- Problem statement:
Count the lines in the listing below that contain the string "value". Reply with the number alone.

- Record excerpts:
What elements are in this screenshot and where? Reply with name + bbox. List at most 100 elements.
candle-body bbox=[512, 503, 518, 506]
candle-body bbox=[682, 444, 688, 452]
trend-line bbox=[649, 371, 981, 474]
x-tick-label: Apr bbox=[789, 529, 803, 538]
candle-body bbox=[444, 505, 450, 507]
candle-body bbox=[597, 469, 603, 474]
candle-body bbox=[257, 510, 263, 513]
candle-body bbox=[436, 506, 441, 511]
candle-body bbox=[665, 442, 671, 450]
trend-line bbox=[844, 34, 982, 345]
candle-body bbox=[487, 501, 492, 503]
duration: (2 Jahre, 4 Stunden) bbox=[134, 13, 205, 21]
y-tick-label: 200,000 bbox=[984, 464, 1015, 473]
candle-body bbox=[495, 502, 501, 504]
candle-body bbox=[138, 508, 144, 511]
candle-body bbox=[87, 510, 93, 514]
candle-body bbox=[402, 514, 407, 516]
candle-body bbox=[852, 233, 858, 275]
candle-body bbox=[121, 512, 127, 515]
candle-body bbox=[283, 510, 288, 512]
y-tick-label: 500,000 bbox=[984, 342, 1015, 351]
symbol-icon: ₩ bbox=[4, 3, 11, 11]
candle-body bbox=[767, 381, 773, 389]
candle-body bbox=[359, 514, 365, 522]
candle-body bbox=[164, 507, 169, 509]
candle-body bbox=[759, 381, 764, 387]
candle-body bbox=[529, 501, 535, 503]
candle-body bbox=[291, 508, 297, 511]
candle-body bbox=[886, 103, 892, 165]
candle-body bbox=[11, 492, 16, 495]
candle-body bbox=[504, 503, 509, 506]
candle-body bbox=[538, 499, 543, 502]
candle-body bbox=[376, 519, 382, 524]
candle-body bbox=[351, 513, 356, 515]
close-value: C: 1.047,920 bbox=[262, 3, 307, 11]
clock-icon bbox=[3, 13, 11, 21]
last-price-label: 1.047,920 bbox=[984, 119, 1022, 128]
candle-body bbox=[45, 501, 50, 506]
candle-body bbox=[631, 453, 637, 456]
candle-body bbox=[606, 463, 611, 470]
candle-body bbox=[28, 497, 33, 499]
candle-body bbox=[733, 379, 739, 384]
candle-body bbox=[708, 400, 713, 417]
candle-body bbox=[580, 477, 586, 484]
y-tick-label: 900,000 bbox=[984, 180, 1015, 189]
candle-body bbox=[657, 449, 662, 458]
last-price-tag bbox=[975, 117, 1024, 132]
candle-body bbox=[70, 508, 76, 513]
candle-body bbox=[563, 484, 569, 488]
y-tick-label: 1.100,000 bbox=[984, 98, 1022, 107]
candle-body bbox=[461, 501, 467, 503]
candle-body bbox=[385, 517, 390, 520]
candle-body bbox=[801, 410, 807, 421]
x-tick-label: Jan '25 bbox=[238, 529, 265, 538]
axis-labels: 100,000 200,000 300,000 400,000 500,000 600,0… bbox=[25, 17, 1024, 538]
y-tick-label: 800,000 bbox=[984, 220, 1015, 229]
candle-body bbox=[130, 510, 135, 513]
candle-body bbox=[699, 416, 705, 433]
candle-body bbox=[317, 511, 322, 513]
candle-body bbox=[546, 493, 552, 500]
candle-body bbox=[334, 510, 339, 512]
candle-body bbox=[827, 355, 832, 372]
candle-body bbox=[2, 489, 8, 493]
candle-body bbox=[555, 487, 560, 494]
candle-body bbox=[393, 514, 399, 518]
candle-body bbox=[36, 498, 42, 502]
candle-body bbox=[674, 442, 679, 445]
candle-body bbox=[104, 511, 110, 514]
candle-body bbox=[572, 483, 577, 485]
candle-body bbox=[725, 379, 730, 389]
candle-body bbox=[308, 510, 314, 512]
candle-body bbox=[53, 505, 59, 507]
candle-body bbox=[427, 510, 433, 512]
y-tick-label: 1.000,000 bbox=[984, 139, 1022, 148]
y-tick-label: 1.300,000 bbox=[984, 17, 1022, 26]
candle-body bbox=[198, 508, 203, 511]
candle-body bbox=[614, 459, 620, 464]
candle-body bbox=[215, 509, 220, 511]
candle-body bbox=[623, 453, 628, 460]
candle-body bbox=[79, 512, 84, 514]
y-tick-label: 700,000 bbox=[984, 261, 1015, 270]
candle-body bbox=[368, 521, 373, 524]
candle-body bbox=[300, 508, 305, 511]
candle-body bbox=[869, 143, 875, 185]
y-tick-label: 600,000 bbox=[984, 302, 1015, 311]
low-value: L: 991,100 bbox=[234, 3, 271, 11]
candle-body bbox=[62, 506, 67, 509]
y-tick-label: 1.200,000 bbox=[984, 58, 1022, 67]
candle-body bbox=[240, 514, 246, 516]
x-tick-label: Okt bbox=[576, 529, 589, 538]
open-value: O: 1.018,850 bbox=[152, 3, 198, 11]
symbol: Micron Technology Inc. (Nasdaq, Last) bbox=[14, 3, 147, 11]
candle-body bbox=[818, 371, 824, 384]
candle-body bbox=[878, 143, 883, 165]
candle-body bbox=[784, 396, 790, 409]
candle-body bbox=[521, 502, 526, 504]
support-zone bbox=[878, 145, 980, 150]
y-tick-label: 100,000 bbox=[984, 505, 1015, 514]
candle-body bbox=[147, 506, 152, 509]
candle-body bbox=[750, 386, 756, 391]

- Solution for this task:
3